__Stated exercise__
Write out all entries word for word.

****

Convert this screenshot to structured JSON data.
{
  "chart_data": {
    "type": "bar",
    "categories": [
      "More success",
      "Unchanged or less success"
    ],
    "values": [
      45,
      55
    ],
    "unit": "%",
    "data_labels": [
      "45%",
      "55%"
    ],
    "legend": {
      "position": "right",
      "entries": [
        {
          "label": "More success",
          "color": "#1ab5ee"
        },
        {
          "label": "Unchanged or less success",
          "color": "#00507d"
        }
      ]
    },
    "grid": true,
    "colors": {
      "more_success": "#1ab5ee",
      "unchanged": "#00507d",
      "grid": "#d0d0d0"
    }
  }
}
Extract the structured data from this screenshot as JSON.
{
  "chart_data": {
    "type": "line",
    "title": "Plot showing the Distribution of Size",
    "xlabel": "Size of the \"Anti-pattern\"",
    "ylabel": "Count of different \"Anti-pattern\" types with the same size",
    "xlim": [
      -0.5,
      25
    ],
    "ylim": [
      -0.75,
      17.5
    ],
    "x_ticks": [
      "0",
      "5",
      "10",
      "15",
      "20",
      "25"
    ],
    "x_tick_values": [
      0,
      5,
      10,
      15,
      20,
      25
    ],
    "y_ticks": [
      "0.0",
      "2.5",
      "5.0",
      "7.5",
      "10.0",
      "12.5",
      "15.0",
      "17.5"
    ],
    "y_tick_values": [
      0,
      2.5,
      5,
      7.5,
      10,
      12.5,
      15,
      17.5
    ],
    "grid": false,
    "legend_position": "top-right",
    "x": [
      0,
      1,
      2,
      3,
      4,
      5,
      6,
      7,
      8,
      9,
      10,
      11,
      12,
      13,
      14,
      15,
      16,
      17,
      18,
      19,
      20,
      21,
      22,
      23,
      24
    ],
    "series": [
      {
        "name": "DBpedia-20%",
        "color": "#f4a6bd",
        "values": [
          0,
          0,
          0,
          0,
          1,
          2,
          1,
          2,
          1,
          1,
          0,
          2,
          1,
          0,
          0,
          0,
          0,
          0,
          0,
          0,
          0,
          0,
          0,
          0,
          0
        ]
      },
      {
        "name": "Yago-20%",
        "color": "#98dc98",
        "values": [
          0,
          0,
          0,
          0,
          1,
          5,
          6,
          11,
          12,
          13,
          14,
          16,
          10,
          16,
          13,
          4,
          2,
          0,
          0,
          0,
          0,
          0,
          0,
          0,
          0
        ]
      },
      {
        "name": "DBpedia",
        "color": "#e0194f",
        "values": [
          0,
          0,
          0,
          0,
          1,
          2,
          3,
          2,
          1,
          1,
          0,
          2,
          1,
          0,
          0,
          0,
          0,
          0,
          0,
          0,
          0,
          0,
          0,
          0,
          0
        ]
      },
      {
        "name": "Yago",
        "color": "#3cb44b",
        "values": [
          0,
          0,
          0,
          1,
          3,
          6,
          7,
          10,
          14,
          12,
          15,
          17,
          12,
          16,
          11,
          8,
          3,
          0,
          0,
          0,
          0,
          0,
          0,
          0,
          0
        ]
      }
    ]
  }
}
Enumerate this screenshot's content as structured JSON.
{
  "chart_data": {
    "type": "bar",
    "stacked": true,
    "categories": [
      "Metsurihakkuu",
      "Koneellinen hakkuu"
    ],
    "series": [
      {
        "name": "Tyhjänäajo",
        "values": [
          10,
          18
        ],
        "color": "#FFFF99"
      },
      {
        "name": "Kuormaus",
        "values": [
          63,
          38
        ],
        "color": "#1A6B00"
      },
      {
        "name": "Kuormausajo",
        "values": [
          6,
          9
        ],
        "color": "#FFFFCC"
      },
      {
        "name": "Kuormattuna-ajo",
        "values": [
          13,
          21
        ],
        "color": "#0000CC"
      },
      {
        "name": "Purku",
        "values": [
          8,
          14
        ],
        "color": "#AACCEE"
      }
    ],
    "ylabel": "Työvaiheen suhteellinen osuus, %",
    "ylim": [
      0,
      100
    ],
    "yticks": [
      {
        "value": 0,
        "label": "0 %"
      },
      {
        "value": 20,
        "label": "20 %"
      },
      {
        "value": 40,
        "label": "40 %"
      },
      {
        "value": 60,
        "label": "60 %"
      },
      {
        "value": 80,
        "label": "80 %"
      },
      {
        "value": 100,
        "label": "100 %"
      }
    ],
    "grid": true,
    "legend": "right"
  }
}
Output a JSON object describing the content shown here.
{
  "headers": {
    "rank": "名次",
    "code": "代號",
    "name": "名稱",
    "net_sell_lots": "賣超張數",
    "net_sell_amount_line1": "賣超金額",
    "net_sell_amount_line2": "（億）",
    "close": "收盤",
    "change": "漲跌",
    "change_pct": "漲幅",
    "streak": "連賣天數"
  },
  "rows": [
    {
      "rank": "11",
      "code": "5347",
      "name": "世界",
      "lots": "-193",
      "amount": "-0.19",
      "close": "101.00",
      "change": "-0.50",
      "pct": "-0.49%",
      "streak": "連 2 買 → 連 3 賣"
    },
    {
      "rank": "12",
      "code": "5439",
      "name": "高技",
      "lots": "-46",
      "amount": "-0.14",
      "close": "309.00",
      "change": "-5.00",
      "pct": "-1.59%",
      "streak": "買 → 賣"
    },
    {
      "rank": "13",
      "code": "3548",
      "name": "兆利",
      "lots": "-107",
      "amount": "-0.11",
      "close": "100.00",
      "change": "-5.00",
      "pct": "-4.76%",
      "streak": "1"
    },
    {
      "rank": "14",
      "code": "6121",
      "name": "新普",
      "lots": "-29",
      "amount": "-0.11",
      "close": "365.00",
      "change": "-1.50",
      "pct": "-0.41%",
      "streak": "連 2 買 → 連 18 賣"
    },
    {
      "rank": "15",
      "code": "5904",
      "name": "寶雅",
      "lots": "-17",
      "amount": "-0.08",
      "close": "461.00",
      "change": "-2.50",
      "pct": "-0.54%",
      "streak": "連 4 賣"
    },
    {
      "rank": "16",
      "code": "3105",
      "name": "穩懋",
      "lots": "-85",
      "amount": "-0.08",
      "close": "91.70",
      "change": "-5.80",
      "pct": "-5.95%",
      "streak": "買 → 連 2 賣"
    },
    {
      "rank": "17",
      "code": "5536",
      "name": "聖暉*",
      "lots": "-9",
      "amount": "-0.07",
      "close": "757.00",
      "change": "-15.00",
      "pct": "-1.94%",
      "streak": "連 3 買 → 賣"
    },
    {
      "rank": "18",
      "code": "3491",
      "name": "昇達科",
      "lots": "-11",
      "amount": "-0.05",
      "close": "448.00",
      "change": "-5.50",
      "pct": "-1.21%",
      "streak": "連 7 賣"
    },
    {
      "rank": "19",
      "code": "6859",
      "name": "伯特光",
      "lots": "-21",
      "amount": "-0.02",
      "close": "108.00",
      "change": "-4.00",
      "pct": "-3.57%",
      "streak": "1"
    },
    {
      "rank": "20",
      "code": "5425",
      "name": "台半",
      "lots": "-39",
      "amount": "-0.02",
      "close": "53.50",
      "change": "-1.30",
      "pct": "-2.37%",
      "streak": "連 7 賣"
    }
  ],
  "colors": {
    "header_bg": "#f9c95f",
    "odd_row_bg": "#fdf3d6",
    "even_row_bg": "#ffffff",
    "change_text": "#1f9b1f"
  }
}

****

__Expected answer__
Convert this screenshot to structured JSON data.
{
  "chart_data": {
    "type": "bar",
    "categories": [
      "More success",
      "Unchanged or less success"
    ],
    "values": [
      45,
      55
    ],
    "unit": "%",
    "data_labels": [
      "45%",
      "55%"
    ],
    "legend": {
      "position": "right",
      "entries": [
        {
          "label": "More success",
          "color": "#1ab5ee"
        },
        {
          "label": "Unchanged or less success",
          "color": "#00507d"
        }
      ]
    },
    "grid": true,
    "colors": {
      "more_success": "#1ab5ee",
      "unchanged": "#00507d",
      "grid": "#d0d0d0"
    }
  }
}
Extract the structured data from this screenshot as JSON.
{
  "chart_data": {
    "type": "line",
    "title": "Plot showing the Distribution of Size",
    "xlabel": "Size of the \"Anti-pattern\"",
    "ylabel": "Count of different \"Anti-pattern\" types with the same size",
    "xlim": [
      -0.5,
      25
    ],
    "ylim": [
      -0.75,
      17.5
    ],
    "x_ticks": [
      "0",
      "5",
      "10",
      "15",
      "20",
      "25"
    ],
    "x_tick_values": [
      0,
      5,
      10,
      15,
      20,
      25
    ],
    "y_ticks": [
      "0.0",
      "2.5",
      "5.0",
      "7.5",
      "10.0",
      "12.5",
      "15.0",
      "17.5"
    ],
    "y_tick_values": [
      0,
      2.5,
      5,
      7.5,
      10,
      12.5,
      15,
      17.5
    ],
    "grid": false,
    "legend_position": "top-right",
    "x": [
      0,
      1,
      2,
      3,
      4,
      5,
      6,
      7,
      8,
      9,
      10,
      11,
      12,
      13,
      14,
      15,
      16,
      17,
      18,
      19,
      20,
      21,
      22,
      23,
      24
    ],
    "series": [
      {
        "name": "DBpedia-20%",
        "color": "#f4a6bd",
        "values": [
          0,
          0,
          0,
          0,
          1,
          2,
          1,
          2,
          1,
          1,
          0,
          2,
          1,
          0,
          0,
          0,
          0,
          0,
          0,
          0,
          0,
          0,
          0,
          0,
          0
        ]
      },
      {
        "name": "Yago-20%",
        "color": "#98dc98",
        "values": [
          0,
          0,
          0,
          0,
          1,
          5,
          6,
          11,
          12,
          13,
          14,
          16,
          10,
          16,
          13,
          4,
          2,
          0,
          0,
          0,
          0,
          0,
          0,
          0,
          0
        ]
      },
      {
        "name": "DBpedia",
        "color": "#e0194f",
        "values": [
          0,
          0,
          0,
          0,
          1,
          2,
          3,
          2,
          1,
          1,
          0,
          2,
          1,
          0,
          0,
          0,
          0,
          0,
          0,
          0,
          0,
          0,
          0,
          0,
          0
        ]
      },
      {
        "name": "Yago",
        "color": "#3cb44b",
        "values": [
          0,
          0,
          0,
          1,
          3,
          6,
          7,
          10,
          14,
          12,
          15,
          17,
          12,
          16,
          11,
          8,
          3,
          0,
          0,
          0,
          0,
          0,
          0,
          0,
          0
        ]
      }
    ]
  }
}
Enumerate this screenshot's content as structured JSON.
{
  "chart_data": {
    "type": "bar",
    "stacked": true,
    "categories": [
      "Metsurihakkuu",
      "Koneellinen hakkuu"
    ],
    "series": [
      {
        "name": "Tyhjänäajo",
        "values": [
          10,
          18
        ],
        "color": "#FFFF99"
      },
      {
        "name": "Kuormaus",
        "values": [
          63,
          38
        ],
        "color": "#1A6B00"
      },
      {
        "name": "Kuormausajo",
        "values": [
          6,
          9
        ],
        "color": "#FFFFCC"
      },
      {
        "name": "Kuormattuna-ajo",
        "values": [
          13,
          21
        ],
        "color": "#0000CC"
      },
      {
        "name": "Purku",
        "values": [
          8,
          14
        ],
        "color": "#AACCEE"
      }
    ],
    "ylabel": "Työvaiheen suhteellinen osuus, %",
    "ylim": [
      0,
      100
    ],
    "yticks": [
      {
        "value": 0,
        "label": "0 %"
      },
      {
        "value": 20,
        "label": "20 %"
      },
      {
        "value": 40,
        "label": "40 %"
      },
      {
        "value": 60,
        "label": "60 %"
      },
      {
        "value": 80,
        "label": "80 %"
      },
      {
        "value": 100,
        "label": "100 %"
      }
    ],
    "grid": true,
    "legend": "right"
  }
}
Output a JSON object describing the content shown here.
{
  "headers": {
    "rank": "名次",
    "code": "代號",
    "name": "名稱",
    "net_sell_lots": "賣超張數",
    "net_sell_amount_line1": "賣超金額",
    "net_sell_amount_line2": "（億）",
    "close": "收盤",
    "change": "漲跌",
    "change_pct": "漲幅",
    "streak": "連賣天數"
  },
  "rows": [
    {
      "rank": "11",
      "code": "5347",
      "name": "世界",
      "lots": "-193",
      "amount": "-0.19",
      "close": "101.00",
      "change": "-0.50",
      "pct": "-0.49%",
      "streak": "連 2 買 → 連 3 賣"
    },
    {
      "rank": "12",
      "code": "5439",
      "name": "高技",
      "lots": "-46",
      "amount": "-0.14",
      "close": "309.00",
      "change": "-5.00",
      "pct": "-1.59%",
      "streak": "買 → 賣"
    },
    {
      "rank": "13",
      "code": "3548",
      "name": "兆利",
      "lots": "-107",
      "amount": "-0.11",
      "close": "100.00",
      "change": "-5.00",
      "pct": "-4.76%",
      "streak": "1"
    },
    {
      "rank": "14",
      "code": "6121",
      "name": "新普",
      "lots": "-29",
      "amount": "-0.11",
      "close": "365.00",
      "change": "-1.50",
      "pct": "-0.41%",
      "streak": "連 2 買 → 連 18 賣"
    },
    {
      "rank": "15",
      "code": "5904",
      "name": "寶雅",
      "lots": "-17",
      "amount": "-0.08",
      "close": "461.00",
      "change": "-2.50",
      "pct": "-0.54%",
      "streak": "連 4 賣"
    },
    {
      "rank": "16",
      "code": "3105",
      "name": "穩懋",
      "lots": "-85",
      "amount": "-0.08",
      "close": "91.70",
      "change": "-5.80",
      "pct": "-5.95%",
      "streak": "買 → 連 2 賣"
    },
    {
      "rank": "17",
      "code": "5536",
      "name": "聖暉*",
      "lots": "-9",
      "amount": "-0.07",
      "close": "757.00",
      "change": "-15.00",
      "pct": "-1.94%",
      "streak": "連 3 買 → 賣"
    },
    {
      "rank": "18",
      "code": "3491",
      "name": "昇達科",
      "lots": "-11",
      "amount": "-0.05",
      "close": "448.00",
      "change": "-5.50",
      "pct": "-1.21%",
      "streak": "連 7 賣"
    },
    {
      "rank": "19",
      "code": "6859",
      "name": "伯特光",
      "lots": "-21",
      "amount": "-0.02",
      "close": "108.00",
      "change": "-4.00",
      "pct": "-3.57%",
      "streak": "1"
    },
    {
      "rank": "20",
      "code": "5425",
      "name": "台半",
      "lots": "-39",
      "amount": "-0.02",
      "close": "53.50",
      "change": "-1.30",
      "pct": "-2.37%",
      "streak": "連 7 賣"
    }
  ],
  "colors": {
    "header_bg": "#f9c95f",
    "odd_row_bg": "#fdf3d6",
    "even_row_bg": "#ffffff",
    "change_text": "#1f9b1f"
  }
}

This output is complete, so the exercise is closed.